(Data listing)
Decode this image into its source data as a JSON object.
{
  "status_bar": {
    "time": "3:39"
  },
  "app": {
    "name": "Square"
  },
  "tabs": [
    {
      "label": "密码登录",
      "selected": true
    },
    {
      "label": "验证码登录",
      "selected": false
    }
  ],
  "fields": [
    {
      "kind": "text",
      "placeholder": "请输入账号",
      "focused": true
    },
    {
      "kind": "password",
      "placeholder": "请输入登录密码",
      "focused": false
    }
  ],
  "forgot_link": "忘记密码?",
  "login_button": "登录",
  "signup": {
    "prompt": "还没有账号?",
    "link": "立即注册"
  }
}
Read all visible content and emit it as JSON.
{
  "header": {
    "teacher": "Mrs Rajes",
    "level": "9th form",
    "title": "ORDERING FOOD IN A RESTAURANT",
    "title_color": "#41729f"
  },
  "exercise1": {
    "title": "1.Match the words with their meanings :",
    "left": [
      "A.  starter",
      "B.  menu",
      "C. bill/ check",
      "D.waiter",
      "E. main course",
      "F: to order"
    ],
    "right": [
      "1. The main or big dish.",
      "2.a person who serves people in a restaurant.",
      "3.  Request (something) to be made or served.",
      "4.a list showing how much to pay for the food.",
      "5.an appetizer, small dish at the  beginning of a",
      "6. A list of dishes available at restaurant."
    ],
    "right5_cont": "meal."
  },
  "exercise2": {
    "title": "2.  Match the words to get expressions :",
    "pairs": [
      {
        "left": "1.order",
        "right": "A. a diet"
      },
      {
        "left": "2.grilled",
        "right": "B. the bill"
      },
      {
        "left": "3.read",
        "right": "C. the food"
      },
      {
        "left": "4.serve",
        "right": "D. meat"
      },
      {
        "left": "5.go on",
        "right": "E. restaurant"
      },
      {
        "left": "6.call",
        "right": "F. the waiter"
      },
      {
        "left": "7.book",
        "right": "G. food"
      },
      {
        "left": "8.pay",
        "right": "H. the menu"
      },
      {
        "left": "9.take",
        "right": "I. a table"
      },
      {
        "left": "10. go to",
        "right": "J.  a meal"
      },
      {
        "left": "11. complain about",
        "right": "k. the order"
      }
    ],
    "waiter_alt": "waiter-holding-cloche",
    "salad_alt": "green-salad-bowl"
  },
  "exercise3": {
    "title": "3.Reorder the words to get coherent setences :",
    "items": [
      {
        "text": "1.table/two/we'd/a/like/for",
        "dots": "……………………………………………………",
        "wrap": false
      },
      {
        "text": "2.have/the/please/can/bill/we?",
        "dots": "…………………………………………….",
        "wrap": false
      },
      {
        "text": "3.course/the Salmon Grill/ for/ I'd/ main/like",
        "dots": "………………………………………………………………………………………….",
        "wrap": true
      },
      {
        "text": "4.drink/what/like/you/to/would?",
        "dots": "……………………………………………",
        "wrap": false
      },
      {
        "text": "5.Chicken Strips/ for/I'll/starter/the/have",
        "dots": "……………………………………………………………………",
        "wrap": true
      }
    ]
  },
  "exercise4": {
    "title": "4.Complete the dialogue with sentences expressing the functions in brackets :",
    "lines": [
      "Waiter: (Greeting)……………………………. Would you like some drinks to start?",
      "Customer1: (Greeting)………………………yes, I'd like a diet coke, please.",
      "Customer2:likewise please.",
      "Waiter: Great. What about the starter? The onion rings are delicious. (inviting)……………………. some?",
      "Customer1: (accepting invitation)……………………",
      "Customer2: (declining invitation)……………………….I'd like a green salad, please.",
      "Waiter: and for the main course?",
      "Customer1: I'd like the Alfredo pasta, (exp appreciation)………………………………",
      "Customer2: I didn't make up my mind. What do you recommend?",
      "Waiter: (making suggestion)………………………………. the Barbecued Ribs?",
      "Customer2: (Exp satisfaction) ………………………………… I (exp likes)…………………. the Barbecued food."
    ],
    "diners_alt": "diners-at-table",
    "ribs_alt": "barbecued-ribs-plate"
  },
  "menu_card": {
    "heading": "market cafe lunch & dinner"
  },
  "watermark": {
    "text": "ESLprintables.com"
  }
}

--

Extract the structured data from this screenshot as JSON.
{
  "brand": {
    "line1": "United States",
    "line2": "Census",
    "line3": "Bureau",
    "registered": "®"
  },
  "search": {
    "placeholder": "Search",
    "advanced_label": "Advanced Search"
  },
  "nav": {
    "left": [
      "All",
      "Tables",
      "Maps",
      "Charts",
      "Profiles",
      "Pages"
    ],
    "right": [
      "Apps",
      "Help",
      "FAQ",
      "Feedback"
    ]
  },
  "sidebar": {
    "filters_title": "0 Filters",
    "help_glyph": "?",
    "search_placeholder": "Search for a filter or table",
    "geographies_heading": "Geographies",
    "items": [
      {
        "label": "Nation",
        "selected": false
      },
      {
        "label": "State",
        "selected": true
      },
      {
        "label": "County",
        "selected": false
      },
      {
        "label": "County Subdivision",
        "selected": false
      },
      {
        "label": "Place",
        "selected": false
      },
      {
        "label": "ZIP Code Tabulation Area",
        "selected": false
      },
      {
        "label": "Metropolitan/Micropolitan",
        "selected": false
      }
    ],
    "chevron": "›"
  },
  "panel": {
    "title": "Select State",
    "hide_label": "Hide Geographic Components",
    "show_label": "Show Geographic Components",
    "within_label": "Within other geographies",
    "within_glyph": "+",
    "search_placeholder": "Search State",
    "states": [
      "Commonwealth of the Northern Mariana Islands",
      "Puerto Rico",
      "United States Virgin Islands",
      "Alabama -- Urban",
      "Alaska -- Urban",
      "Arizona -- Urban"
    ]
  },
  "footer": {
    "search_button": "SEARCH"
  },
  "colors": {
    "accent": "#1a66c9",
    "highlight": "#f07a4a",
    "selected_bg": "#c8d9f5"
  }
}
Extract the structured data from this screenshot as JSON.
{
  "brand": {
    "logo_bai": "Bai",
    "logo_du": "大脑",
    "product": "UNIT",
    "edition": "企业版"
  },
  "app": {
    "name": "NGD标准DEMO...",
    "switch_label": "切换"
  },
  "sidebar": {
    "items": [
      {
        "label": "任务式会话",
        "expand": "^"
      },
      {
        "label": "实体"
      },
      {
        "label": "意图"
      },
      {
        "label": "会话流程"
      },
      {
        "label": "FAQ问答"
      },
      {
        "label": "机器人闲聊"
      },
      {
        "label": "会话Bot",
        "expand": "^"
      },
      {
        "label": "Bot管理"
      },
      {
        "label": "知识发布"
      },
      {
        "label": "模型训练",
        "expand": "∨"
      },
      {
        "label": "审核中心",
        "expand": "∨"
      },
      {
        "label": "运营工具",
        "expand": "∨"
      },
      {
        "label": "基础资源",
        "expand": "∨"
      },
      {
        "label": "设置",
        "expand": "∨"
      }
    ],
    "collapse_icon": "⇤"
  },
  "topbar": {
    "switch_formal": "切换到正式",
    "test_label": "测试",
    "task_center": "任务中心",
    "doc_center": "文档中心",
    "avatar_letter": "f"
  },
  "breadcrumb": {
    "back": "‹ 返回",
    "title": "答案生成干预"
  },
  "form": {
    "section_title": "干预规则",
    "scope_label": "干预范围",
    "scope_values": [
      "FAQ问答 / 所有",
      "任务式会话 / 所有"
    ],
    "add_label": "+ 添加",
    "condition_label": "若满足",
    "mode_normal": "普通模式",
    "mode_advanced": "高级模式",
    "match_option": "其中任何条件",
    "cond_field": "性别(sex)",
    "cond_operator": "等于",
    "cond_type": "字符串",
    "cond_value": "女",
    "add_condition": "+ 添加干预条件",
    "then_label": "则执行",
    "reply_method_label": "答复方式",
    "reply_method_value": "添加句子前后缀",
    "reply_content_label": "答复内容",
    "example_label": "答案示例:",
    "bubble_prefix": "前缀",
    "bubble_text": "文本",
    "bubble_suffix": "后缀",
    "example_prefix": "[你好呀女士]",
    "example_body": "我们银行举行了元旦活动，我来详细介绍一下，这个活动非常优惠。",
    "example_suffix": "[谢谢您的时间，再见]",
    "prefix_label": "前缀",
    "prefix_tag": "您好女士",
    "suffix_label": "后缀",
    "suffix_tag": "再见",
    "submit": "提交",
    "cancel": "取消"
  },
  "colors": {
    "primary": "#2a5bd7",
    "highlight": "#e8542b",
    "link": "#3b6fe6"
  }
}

- Written exercise: Copy each line of the listing that holds the word "bill".

- Response:
      "C. bill/ check",
        "right": "B. the bill"
        "text": "2.have/the/please/can/bill/we?",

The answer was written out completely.